[Dataset records]
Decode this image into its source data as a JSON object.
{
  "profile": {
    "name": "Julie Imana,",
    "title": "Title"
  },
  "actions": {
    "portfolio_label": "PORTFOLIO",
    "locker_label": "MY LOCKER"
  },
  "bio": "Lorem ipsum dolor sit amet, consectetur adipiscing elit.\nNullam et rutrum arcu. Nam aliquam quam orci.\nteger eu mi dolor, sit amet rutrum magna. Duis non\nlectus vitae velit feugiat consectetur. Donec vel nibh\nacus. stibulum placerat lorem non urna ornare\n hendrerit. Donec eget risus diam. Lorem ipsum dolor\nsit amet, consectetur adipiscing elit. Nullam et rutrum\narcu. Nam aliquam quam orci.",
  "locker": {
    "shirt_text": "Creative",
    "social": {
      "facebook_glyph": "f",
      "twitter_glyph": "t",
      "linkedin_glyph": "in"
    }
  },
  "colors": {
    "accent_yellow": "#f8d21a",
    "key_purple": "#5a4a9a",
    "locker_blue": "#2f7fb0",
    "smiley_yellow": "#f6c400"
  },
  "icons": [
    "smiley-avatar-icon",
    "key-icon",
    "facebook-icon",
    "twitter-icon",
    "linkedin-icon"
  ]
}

**Stated problem:** Nothing in the data may differ; print all of it exactly as written.

**Task solution:**
Decode this image into its source data as a JSON object.
{
  "profile": {
    "name": "Julie Imana,",
    "title": "Title"
  },
  "actions": {
    "portfolio_label": "PORTFOLIO",
    "locker_label": "MY LOCKER"
  },
  "bio": "Lorem ipsum dolor sit amet, consectetur adipiscing elit.\nNullam et rutrum arcu. Nam aliquam quam orci.\nteger eu mi dolor, sit amet rutrum magna. Duis non\nlectus vitae velit feugiat consectetur. Donec vel nibh\nacus. stibulum placerat lorem non urna ornare\n hendrerit. Donec eget risus diam. Lorem ipsum dolor\nsit amet, consectetur adipiscing elit. Nullam et rutrum\narcu. Nam aliquam quam orci.",
  "locker": {
    "shirt_text": "Creative",
    "social": {
      "facebook_glyph": "f",
      "twitter_glyph": "t",
      "linkedin_glyph": "in"
    }
  },
  "colors": {
    "accent_yellow": "#f8d21a",
    "key_purple": "#5a4a9a",
    "locker_blue": "#2f7fb0",
    "smiley_yellow": "#f6c400"
  },
  "icons": [
    "smiley-avatar-icon",
    "key-icon",
    "facebook-icon",
    "twitter-icon",
    "linkedin-icon"
  ]
}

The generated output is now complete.